Task goal
Print the entries verbatim, leaving out the images they contain.

* BEGIN *

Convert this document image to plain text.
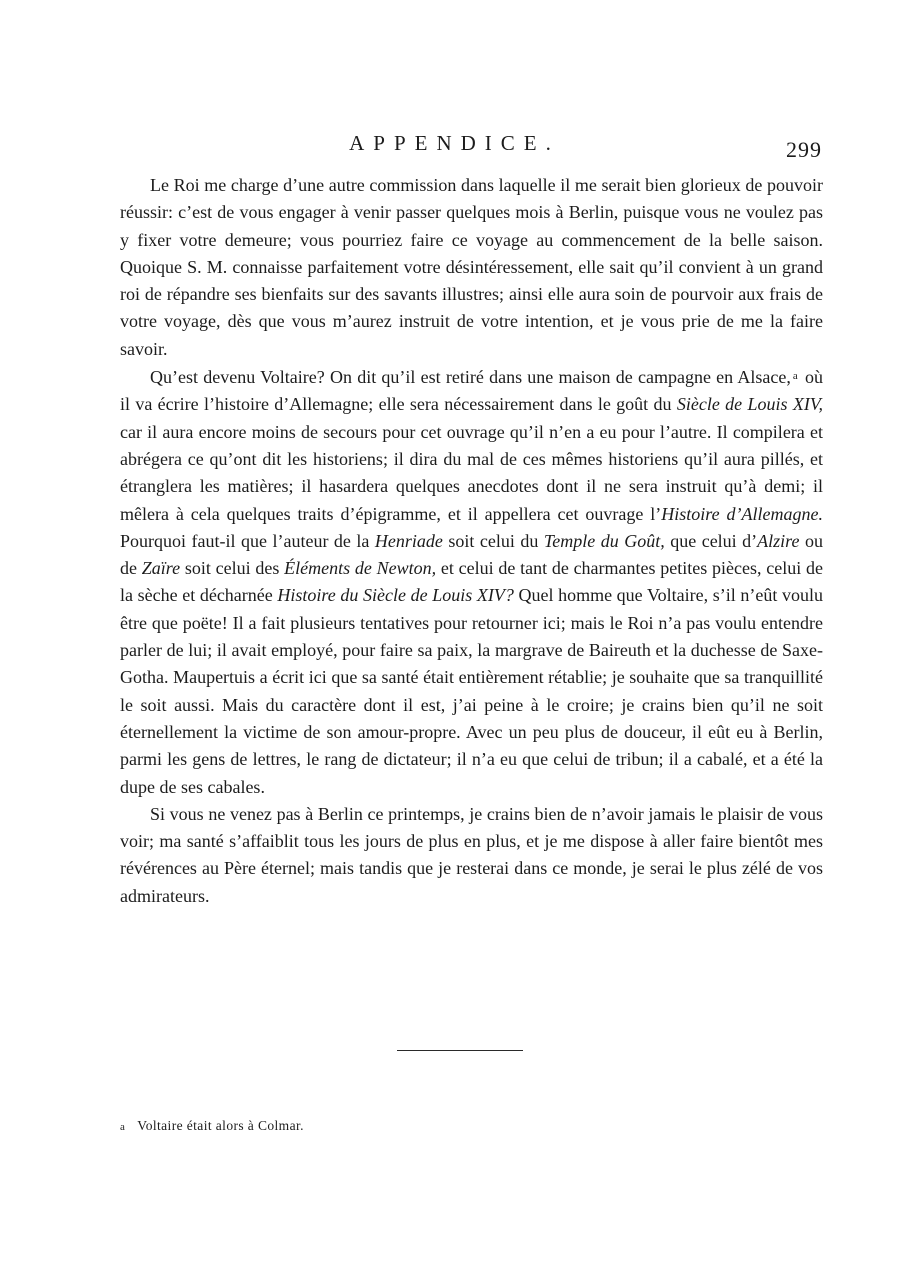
APPENDICE.	299

Le Roi me charge d’une autre commission dans laquelle il me serait bien glorieux de pouvoir réussir: c’est de vous engager à venir passer quelques mois à Berlin, puisque vous ne voulez pas y fixer votre demeure; vous pourriez faire ce voyage au commencement de la belle saison. Quoique S. M. connaisse parfaitement votre désintéressement, elle sait qu’il convient à un grand roi de répandre ses bienfaits sur des savants illustres; ainsi elle aura soin de pourvoir aux frais de votre voyage, dès que vous m’aurez instruit de votre intention, et je vous prie de me la faire savoir.

Qu’est devenu Voltaire? On dit qu’il est retiré dans une maison de campagne en Alsace, $^a$ où il va écrire l’histoire d’Allemagne; elle sera nécessairement dans le goût du Siècle de Louis XIV, car il aura encore moins de secours pour cet ouvrage qu’il n’en a eu pour l’autre. Il compilera et abrégera ce qu’ont dit les historiens; il dira du mal de ces mêmes historiens qu’il aura pillés, et étranglera les matières; il hasardera quelques anecdotes dont il ne sera instruit qu’à demi; il mêlera à cela quelques traits d’épigramme, et il appellera cet ouvrage l’Histoire d’Allemagne. Pourquoi faut-il que l’auteur de la Henriade soit celui du Temple du Goût, que celui d’Alzire ou de Zaïre soit celui des Éléments de Newton, et celui de tant de charmantes petites pièces, celui de la sèche et décharnée Histoire du Siècle de Louis XIV? Quel homme que Voltaire, s’il n’eût voulu être que poëte! Il a fait plusieurs tentatives pour retourner ici; mais le Roi n’a pas voulu entendre parler de lui; il avait employé, pour faire sa paix, la margrave de Baireuth et la duchesse de Saxe-Gotha. Maupertuis a écrit ici que sa santé était entièrement rétablie; je souhaite que sa tranquillité le soit aussi. Mais du caractère dont il est, j’ai peine à le croire; je crains bien qu’il ne soit éternellement la victime de son amour-propre. Avec un peu plus de douceur, il eût eu à Berlin, parmi les gens de lettres, le rang de dictateur; il n’a eu que celui de tribun; il a cabalé, et a été la dupe de ses cabales.

Si vous ne venez pas à Berlin ce printemps, je crains bien de n’avoir jamais le plaisir de vous voir; ma santé s’affaiblit tous les jours de plus en plus, et je me dispose à aller faire bientôt mes révérences au Père éternel; mais tandis que je resterai dans ce monde, je serai le plus zélé de vos admirateurs.

a Voltaire était alors à Colmar.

* END *

Exercise result
Convert this document image to plain text.
APPENDICE.	299

Le Roi me charge d’une autre commission dans laquelle il me serait bien glorieux de pouvoir réussir: c’est de vous engager à venir passer quelques mois à Berlin, puisque vous ne voulez pas y fixer votre demeure; vous pourriez faire ce voyage au commencement de la belle saison. Quoique S. M. connaisse parfaitement votre désintéressement, elle sait qu’il convient à un grand roi de répandre ses bienfaits sur des savants illustres; ainsi elle aura soin de pourvoir aux frais de votre voyage, dès que vous m’aurez instruit de votre intention, et je vous prie de me la faire savoir.

Qu’est devenu Voltaire? On dit qu’il est retiré dans une maison de campagne en Alsace, $^a$ où il va écrire l’histoire d’Allemagne; elle sera nécessairement dans le goût du Siècle de Louis XIV, car il aura encore moins de secours pour cet ouvrage qu’il n’en a eu pour l’autre. Il compilera et abrégera ce qu’ont dit les historiens; il dira du mal de ces mêmes historiens qu’il aura pillés, et étranglera les matières; il hasardera quelques anecdotes dont il ne sera instruit qu’à demi; il mêlera à cela quelques traits d’épigramme, et il appellera cet ouvrage l’Histoire d’Allemagne. Pourquoi faut-il que l’auteur de la Henriade soit celui du Temple du Goût, que celui d’Alzire ou de Zaïre soit celui des Éléments de Newton, et celui de tant de charmantes petites pièces, celui de la sèche et décharnée Histoire du Siècle de Louis XIV? Quel homme que Voltaire, s’il n’eût voulu être que poëte! Il a fait plusieurs tentatives pour retourner ici; mais le Roi n’a pas voulu entendre parler de lui; il avait employé, pour faire sa paix, la margrave de Baireuth et la duchesse de Saxe-Gotha. Maupertuis a écrit ici que sa santé était entièrement rétablie; je souhaite que sa tranquillité le soit aussi. Mais du caractère dont il est, j’ai peine à le croire; je crains bien qu’il ne soit éternellement la victime de son amour-propre. Avec un peu plus de douceur, il eût eu à Berlin, parmi les gens de lettres, le rang de dictateur; il n’a eu que celui de tribun; il a cabalé, et a été la dupe de ses cabales.

Si vous ne venez pas à Berlin ce printemps, je crains bien de n’avoir jamais le plaisir de vous voir; ma santé s’affaiblit tous les jours de plus en plus, et je me dispose à aller faire bientôt mes révérences au Père éternel; mais tandis que je resterai dans ce monde, je serai le plus zélé de vos admirateurs.

a Voltaire était alors à Colmar.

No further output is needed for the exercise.